▸ **Exercise directions**
Quote every entry word for word.

########################################

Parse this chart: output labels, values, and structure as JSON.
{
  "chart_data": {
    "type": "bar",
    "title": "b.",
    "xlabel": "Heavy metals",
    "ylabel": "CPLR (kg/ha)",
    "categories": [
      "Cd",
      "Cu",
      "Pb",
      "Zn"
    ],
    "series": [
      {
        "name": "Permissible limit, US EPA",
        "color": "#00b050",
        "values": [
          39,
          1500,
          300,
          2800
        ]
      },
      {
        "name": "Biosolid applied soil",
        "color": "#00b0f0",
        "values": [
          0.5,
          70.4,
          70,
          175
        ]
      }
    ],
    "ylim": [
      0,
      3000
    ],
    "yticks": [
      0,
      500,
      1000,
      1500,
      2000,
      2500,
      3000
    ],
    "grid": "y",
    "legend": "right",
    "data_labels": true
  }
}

########################################

▸ **Final result**
Parse this chart: output labels, values, and structure as JSON.
{
  "chart_data": {
    "type": "bar",
    "title": "b.",
    "xlabel": "Heavy metals",
    "ylabel": "CPLR (kg/ha)",
    "categories": [
      "Cd",
      "Cu",
      "Pb",
      "Zn"
    ],
    "series": [
      {
        "name": "Permissible limit, US EPA",
        "color": "#00b050",
        "values": [
          39,
          1500,
          300,
          2800
        ]
      },
      {
        "name": "Biosolid applied soil",
        "color": "#00b0f0",
        "values": [
          0.5,
          70.4,
          70,
          175
        ]
      }
    ],
    "ylim": [
      0,
      3000
    ],
    "yticks": [
      0,
      500,
      1000,
      1500,
      2000,
      2500,
      3000
    ],
    "grid": "y",
    "legend": "right",
    "data_labels": true
  }
}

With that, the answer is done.